*YOUR INSTRUCTIONS*.
Locate and copy each line in the data that contains the word "delle".

--- begin MATERIAL TO PROCESS ---

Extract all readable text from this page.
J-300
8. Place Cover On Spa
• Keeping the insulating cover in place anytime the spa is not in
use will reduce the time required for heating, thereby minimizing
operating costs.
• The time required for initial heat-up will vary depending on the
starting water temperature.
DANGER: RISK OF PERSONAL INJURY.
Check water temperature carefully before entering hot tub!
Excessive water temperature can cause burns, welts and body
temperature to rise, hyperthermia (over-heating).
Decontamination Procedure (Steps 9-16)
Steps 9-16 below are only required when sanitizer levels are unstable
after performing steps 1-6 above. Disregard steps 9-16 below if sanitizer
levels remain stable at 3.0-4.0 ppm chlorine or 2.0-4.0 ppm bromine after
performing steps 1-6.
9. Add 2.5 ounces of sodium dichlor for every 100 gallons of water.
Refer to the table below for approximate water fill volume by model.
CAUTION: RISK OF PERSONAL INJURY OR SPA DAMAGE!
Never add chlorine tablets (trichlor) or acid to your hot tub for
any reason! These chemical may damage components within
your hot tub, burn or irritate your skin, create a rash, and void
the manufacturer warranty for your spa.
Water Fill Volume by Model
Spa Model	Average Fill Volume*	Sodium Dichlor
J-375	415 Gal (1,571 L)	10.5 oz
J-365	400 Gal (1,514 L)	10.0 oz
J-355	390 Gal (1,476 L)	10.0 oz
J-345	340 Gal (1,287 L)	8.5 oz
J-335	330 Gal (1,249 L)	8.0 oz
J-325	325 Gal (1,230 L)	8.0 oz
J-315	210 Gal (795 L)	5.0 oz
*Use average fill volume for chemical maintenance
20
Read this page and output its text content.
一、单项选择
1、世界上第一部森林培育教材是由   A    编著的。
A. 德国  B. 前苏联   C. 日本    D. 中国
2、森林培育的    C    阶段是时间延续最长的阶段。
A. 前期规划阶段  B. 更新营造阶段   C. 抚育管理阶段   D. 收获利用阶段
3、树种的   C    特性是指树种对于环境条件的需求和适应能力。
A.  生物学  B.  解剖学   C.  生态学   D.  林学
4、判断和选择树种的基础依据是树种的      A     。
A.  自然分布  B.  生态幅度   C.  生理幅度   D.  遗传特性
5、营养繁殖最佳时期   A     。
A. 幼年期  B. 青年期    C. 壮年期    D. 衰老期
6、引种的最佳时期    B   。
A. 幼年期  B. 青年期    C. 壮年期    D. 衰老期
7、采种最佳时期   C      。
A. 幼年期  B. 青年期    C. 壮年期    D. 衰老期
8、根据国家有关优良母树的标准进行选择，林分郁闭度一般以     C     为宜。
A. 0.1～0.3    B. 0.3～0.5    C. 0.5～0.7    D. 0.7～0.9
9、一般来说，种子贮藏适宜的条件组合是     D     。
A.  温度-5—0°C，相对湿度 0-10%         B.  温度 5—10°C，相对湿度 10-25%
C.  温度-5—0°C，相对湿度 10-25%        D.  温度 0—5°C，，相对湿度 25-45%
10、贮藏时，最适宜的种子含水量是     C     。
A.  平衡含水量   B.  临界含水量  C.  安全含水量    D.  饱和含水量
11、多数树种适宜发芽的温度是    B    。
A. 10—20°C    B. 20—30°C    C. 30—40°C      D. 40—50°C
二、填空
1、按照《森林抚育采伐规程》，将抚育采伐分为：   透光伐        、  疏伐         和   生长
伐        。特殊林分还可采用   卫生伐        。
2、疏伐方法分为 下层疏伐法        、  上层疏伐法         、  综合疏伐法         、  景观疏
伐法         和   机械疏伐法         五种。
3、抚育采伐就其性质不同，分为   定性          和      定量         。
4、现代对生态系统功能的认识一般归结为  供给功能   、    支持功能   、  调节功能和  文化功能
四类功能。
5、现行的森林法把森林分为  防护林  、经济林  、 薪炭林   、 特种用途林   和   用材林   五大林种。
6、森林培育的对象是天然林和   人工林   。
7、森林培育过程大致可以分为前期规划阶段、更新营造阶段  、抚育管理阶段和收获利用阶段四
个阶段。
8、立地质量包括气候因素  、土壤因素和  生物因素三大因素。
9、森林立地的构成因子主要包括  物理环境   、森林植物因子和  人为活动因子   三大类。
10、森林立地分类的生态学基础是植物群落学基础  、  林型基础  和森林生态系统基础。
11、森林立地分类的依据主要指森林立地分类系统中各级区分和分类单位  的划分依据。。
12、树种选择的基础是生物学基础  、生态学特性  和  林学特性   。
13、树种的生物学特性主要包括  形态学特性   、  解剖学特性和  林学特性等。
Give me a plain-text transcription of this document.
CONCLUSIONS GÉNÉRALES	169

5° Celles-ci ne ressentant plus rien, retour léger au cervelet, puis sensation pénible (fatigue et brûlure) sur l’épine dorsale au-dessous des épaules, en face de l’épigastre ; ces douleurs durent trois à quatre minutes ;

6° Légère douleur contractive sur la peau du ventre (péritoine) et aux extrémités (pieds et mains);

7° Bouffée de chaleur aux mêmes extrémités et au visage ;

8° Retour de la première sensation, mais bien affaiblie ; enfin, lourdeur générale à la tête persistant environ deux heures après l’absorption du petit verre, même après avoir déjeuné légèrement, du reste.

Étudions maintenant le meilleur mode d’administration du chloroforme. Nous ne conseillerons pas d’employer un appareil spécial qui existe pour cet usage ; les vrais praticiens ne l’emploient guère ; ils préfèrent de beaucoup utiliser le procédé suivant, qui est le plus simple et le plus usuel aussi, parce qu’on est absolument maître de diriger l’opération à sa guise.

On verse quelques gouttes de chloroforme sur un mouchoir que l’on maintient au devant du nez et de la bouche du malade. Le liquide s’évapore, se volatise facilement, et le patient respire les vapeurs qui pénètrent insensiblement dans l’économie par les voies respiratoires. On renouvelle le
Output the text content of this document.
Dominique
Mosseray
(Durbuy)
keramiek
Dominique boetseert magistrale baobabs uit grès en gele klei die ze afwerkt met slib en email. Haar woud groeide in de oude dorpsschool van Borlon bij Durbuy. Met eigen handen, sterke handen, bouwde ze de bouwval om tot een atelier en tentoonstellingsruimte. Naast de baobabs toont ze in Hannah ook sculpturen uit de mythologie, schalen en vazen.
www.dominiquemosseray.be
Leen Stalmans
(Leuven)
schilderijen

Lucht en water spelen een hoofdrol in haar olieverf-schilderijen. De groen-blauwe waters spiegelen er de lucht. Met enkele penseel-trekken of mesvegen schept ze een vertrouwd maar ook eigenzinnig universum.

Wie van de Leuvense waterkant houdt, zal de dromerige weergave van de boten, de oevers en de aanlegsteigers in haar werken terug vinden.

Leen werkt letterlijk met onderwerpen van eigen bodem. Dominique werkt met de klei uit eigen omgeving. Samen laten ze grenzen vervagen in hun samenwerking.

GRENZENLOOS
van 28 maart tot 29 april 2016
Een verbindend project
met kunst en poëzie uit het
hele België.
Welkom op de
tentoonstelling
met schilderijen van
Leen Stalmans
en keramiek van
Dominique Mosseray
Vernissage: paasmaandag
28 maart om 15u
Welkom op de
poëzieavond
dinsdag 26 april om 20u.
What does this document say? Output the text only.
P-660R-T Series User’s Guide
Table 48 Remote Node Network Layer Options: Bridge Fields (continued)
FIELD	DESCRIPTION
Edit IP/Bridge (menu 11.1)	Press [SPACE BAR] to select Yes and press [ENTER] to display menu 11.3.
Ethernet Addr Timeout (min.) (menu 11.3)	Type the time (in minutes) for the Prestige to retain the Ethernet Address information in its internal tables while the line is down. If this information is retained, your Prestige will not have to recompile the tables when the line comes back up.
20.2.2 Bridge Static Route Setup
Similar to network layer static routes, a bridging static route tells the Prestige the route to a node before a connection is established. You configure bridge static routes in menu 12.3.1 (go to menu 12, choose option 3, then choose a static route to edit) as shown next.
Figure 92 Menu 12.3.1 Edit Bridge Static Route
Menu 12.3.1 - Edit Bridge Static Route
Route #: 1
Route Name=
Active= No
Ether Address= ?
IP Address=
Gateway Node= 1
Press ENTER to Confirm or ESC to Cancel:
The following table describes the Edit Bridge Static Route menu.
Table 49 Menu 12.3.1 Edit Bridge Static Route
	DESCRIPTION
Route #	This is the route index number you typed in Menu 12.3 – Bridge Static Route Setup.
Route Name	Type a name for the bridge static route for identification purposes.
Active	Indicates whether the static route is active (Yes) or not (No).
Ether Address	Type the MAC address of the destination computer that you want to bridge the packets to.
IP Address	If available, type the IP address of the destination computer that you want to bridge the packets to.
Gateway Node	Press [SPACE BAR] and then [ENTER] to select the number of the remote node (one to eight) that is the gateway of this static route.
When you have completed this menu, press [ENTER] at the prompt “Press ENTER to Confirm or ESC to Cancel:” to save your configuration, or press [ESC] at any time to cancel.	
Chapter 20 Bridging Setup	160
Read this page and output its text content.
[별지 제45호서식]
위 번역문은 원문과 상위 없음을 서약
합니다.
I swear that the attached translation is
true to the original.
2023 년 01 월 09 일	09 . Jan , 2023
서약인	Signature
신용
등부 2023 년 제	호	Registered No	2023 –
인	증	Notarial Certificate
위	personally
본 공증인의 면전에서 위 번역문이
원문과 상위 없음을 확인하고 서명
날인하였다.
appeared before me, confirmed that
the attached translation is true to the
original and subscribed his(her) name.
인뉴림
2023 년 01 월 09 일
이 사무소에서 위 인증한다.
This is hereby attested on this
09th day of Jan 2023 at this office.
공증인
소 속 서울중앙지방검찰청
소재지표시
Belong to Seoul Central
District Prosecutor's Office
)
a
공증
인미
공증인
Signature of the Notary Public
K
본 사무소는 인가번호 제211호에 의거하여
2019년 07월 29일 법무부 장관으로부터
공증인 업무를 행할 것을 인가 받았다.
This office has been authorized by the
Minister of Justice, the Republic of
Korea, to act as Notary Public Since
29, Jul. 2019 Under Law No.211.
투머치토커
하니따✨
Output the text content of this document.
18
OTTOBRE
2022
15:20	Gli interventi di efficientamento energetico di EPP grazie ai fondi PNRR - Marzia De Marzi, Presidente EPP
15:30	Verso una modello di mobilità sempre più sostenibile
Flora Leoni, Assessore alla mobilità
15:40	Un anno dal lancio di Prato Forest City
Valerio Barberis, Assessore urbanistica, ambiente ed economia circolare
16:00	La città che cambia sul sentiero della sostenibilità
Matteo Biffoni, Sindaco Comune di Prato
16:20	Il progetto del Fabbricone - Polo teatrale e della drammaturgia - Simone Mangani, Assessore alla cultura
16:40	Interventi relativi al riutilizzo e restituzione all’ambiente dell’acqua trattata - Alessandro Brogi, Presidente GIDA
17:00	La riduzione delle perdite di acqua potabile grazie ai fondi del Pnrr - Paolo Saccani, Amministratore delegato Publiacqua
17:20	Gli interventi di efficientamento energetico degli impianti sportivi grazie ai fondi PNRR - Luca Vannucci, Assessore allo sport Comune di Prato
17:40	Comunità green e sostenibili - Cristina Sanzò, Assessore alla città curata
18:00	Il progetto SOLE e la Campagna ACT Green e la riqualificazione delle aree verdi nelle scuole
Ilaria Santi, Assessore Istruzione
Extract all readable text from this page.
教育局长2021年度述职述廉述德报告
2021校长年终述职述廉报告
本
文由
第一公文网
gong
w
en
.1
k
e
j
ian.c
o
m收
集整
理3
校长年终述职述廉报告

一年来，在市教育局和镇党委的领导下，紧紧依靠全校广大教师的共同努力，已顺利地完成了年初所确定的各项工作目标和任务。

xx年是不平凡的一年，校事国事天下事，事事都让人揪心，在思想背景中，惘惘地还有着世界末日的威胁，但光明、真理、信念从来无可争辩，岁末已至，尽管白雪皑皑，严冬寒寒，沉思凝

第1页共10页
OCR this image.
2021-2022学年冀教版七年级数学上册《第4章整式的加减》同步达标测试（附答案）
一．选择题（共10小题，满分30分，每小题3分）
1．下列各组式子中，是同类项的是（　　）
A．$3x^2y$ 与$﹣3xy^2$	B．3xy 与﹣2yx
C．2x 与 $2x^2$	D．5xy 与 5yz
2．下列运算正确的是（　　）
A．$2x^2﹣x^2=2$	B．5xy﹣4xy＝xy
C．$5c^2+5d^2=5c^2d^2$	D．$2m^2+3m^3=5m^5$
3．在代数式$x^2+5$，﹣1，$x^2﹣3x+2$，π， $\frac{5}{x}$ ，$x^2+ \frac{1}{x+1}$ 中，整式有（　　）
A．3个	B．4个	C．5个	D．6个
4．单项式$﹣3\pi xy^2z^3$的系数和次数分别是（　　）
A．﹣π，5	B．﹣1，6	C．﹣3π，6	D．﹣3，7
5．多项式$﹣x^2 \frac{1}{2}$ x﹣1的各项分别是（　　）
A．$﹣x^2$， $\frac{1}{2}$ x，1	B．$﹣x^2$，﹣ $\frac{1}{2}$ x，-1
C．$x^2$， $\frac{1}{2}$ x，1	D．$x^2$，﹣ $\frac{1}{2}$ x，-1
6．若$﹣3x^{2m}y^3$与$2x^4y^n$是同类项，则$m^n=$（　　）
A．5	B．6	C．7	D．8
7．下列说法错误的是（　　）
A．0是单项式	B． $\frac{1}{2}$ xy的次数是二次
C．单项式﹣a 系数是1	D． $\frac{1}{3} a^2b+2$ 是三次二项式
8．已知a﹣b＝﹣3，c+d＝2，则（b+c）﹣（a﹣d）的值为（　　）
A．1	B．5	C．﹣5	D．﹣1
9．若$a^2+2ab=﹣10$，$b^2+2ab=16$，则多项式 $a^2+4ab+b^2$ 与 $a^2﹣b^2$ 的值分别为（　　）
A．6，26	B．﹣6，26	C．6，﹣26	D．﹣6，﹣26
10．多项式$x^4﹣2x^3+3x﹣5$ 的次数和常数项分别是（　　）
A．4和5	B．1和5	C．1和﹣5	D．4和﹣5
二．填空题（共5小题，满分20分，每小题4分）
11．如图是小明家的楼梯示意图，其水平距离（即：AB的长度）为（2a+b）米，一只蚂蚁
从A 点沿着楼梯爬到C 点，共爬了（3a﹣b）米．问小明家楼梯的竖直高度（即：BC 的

--- end MATERIAL TO PROCESS ---

*WRITTEN SOLUTION*.
17:00	La riduzione delle perdite di acqua potabile grazie ai fondi del Pnrr - Paolo Saccani, Amministratore delegato Publiacqua
18:00	Il progetto SOLE e la Campagna ACT Green e la riqualificazione delle aree verdi nelle scuole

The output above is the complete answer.